{
"cells": [
{
"cell_type": "markdown",
"id": "b5cd31d7",
"metadata": {},
"source": [
"# Guppy Program Optimization using `tket`\n",
"\n",
"**Download this notebook - {nb-download}`Guppy-opt-example.ipynb`**"
]
},
{
"cell_type": "markdown",
"id": "cc35ddf1",
"metadata": {},
"source": [
"This notebook can be run with the following package versions"
]
},
{
"cell_type": "code",
"execution_count": null,
"id": "bdf94fdd",
"metadata": {},
"outputs": [],
"source": [
"!uv pip install \\\n",
" \"pytket~=2.11.0\" \\\n",
" \"guppylang~=0.21.6\" \\\n",
" \"hugr~=0.14.4\" \\\n",
" \"tket~=0.12.15\""
]
},
{
"cell_type": "markdown",
"id": "ac97adb5",
"metadata": {},
"source": [
"In this notebook tutorial we will show how to call pytket optimization passes on quantum programs written in [Guppy](https://docs.quantinuum.com/guppy/). Guppy programs compile to [HUGR](https://github.com/Quantinuum/hugr) which is an intermediate representation for hybrid quantum programs.\n",
"\n",
"As of `tket-py` version 0.12.13 `(tket>=0.12.13)` we can call any serializable pass from [pytket.passes](https://docs.quantinuum.com/tket/api-docs/passes.html) on Guppy programs. The `PytketHugrPass` interface allows the user to define a `Hugr` -> `Hugr` transformation with a pass from the pytket package.\n",
"\n",
"The `tket=0.12.15` release contains some key bug fixes for the optimization of Guppy programs. \n"
]
},
{
"cell_type": "code",
"execution_count": 1,
"id": "69bd0b7e-b8ed-434a-9736-d518d342a89c",
"metadata": {},
"outputs": [],
"source": [
"from graphviz import Digraph\n",
"\n",
"from guppylang import guppy\n",
"from guppylang.std.angles import pi\n",
"from guppylang.std.quantum import cx, h, qubit, t, rz\n",
"\n",
"from hugr.hugr.base import Hugr\n",
"from hugr.hugr.render import DotRenderer, RenderConfig\n",
"\n",
"from tket.passes import NormalizeGuppy, PytketHugrPass, PassResult\n",
"from pytket.passes import RemoveRedundancies, SquashRzPhasedX"

Instructions →
• A. For each statement about the Guppy optimization notebook, answer yes or no and quote the words from it that decide the answer. (i) Guppy programs compile to HUGR. (ii) RemoveRedundancies is imported from tket.passes. (iii) The PytketHugrPass interface lets the user define a transformation from Hugr to Hugr.
• B. Answer these questions from the Guppy optimization notebook:
(i) What pytket version does the install command specify?
(ii) Which tket release contains key bug fixes for optimizing Guppy programs?
(iii) From which module is pi imported?

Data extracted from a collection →
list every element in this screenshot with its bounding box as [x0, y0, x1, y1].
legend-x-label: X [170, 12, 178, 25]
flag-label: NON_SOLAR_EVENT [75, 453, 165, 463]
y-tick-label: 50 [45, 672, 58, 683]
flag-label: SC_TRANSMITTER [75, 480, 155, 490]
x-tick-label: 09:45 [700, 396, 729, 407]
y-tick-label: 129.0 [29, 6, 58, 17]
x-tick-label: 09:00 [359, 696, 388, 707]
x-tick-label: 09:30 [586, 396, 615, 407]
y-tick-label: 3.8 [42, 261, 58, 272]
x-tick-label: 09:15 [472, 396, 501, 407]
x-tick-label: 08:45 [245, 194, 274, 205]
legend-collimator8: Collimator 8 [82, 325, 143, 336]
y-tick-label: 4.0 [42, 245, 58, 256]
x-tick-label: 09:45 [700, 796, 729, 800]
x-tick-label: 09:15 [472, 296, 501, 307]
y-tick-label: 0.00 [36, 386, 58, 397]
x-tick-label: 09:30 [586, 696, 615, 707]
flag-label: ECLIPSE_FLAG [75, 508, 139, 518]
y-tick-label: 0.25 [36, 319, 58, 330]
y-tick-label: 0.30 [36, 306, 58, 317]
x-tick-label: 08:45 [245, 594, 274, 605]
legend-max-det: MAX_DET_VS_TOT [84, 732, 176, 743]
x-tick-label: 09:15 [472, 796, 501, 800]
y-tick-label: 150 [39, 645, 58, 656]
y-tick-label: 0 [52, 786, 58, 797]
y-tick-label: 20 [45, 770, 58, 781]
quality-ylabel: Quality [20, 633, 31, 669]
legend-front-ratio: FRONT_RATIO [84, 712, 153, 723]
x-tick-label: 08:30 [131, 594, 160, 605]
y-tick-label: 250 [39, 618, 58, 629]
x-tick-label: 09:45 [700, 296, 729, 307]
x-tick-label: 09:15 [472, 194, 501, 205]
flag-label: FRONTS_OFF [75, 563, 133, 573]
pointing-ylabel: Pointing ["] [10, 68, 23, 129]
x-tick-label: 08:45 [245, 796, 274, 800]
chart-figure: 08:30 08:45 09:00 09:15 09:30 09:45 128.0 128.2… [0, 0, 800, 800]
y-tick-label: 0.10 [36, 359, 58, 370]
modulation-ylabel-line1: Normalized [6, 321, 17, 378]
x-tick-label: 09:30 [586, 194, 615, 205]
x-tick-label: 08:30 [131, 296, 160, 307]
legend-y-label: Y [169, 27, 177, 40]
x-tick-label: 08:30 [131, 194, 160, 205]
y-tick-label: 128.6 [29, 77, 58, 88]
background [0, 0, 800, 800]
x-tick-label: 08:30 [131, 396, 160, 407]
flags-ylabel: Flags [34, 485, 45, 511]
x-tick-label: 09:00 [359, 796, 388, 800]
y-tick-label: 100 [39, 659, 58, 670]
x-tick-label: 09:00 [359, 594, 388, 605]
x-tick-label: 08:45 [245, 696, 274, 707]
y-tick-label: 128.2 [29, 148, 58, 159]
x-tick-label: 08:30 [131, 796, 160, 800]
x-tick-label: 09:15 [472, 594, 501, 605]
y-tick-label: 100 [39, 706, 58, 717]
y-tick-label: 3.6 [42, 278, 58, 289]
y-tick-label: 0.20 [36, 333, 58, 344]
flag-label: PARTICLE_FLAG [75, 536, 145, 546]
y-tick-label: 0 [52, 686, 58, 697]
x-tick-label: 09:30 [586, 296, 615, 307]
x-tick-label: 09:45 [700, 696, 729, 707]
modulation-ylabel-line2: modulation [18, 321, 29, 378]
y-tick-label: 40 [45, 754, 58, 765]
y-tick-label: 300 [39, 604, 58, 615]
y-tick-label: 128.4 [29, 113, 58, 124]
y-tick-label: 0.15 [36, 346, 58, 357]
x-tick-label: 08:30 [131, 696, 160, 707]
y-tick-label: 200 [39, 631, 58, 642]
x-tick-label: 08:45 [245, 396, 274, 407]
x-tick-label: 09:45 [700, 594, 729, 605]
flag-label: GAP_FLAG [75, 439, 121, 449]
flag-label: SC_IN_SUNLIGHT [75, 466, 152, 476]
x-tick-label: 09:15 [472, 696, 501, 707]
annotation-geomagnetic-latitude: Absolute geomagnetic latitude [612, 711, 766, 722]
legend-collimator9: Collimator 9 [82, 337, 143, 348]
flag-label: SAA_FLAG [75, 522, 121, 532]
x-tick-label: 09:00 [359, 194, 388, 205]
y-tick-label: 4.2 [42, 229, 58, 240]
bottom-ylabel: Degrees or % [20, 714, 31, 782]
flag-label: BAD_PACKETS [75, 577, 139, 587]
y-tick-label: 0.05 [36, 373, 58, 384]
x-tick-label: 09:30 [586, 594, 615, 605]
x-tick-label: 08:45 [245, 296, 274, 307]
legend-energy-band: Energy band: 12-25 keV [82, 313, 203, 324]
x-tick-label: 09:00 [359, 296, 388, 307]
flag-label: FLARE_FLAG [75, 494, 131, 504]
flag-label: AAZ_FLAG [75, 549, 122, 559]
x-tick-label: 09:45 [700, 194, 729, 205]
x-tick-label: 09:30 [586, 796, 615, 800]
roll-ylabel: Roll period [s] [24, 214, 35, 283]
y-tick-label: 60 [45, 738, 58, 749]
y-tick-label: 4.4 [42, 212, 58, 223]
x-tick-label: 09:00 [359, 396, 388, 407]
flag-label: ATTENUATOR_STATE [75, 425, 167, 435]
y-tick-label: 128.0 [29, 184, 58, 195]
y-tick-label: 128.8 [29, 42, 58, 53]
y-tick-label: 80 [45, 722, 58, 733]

Results by task →
• A.
(i) Yes: "Guppy programs compile to [HUGR](https://github.com/Quantinuum/hugr)"
(ii) No: "from pytket.passes import RemoveRedundancies, SquashRzPhasedX"
(iii) Yes: "The `PytketHugrPass` interface allows the user to define a `Hugr` -> `Hugr` transformation"

• B.
(i) pytket~=2.11.0
(ii) tket=0.12.15
(iii) guppylang.std.angles